# Exercise objective
Please copy out the full listing that follows exactly; no picture belongs in the copy.

# Data for the task
- Opening Delimiter -

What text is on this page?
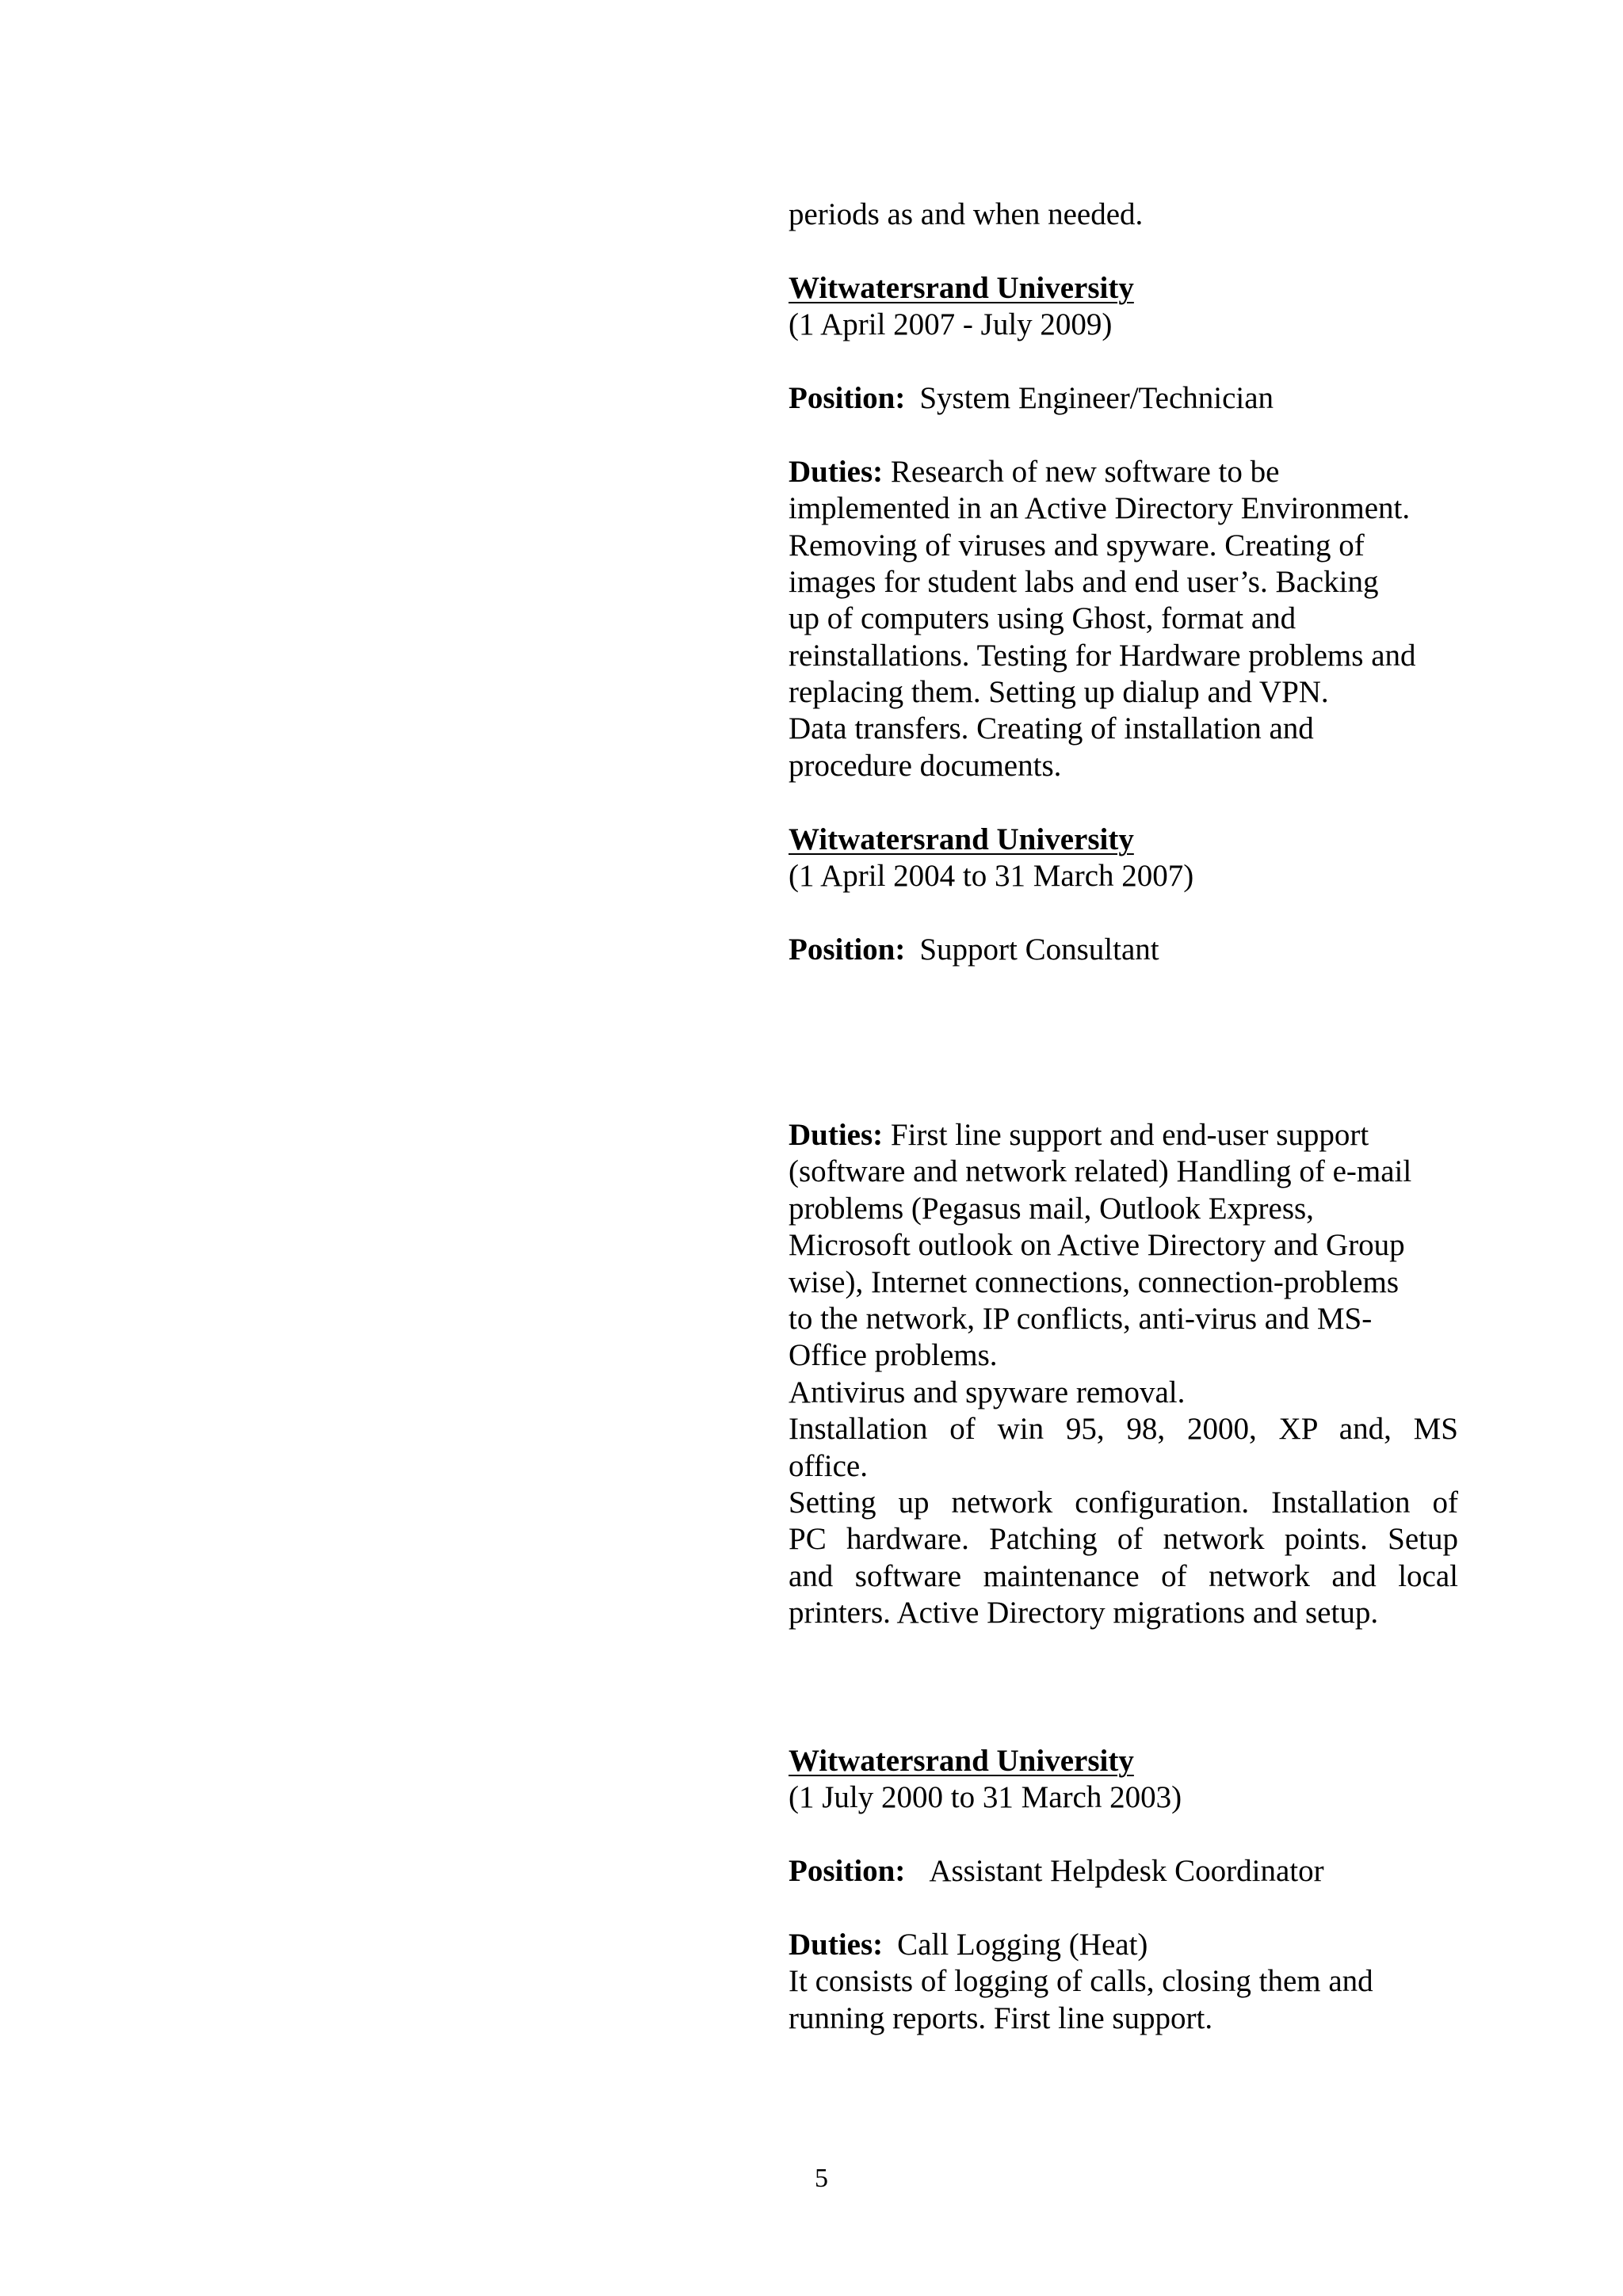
periods as and when needed.
Witwatersrand University
(1 April 2007 - July 2009)

Position: System Engineer/Technician

Duties: Research of new software to be
implemented in an Active Directory Environment.
Removing of viruses and spyware. Creating of
images for student labs and end user’s. Backing
up of computers using Ghost, format and
reinstallations. Testing for Hardware problems and
replacing them. Setting up dialup and VPN.
Data transfers. Creating of installation and
procedure documents.
Witwatersrand University
(1 April 2004 to 31 March 2007)

Position: Support Consultant
Duties: First line support and end-user support
(software and network related) Handling of e-mail
problems (Pegasus mail, Outlook Express,
Microsoft outlook on Active Directory and Group
wise), Internet connections, connection-problems
to the network, IP conflicts, anti-virus and MS-
Office problems.
Antivirus and spyware removal.
Installation of win 95, 98, 2000, XP and, MS
office.
Setting up network configuration. Installation of
PC hardware. Patching of network points. Setup
and software maintenance of network and local
printers. Active Directory migrations and setup.
Witwatersrand University
(1 July 2000 to 31 March 2003)

Position: Assistant Helpdesk Coordinator

Duties: Call Logging (Heat)
It consists of logging of calls, closing them and
running reports. First line support.
5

- Closing Delimiter -

# Your solution
What text is on this page?
periods as and when needed.
Witwatersrand University
(1 April 2007 - July 2009)

Position: System Engineer/Technician

Duties: Research of new software to be
implemented in an Active Directory Environment.
Removing of viruses and spyware. Creating of
images for student labs and end user’s. Backing
up of computers using Ghost, format and
reinstallations. Testing for Hardware problems and
replacing them. Setting up dialup and VPN.
Data transfers. Creating of installation and
procedure documents.
Witwatersrand University
(1 April 2004 to 31 March 2007)

Position: Support Consultant
Duties: First line support and end-user support
(software and network related) Handling of e-mail
problems (Pegasus mail, Outlook Express,
Microsoft outlook on Active Directory and Group
wise), Internet connections, connection-problems
to the network, IP conflicts, anti-virus and MS-
Office problems.
Antivirus and spyware removal.
Installation of win 95, 98, 2000, XP and, MS
office.
Setting up network configuration. Installation of
PC hardware. Patching of network points. Setup
and software maintenance of network and local
printers. Active Directory migrations and setup.
Witwatersrand University
(1 July 2000 to 31 March 2003)

Position: Assistant Helpdesk Coordinator

Duties: Call Logging (Heat)
It consists of logging of calls, closing them and
running reports. First line support.
5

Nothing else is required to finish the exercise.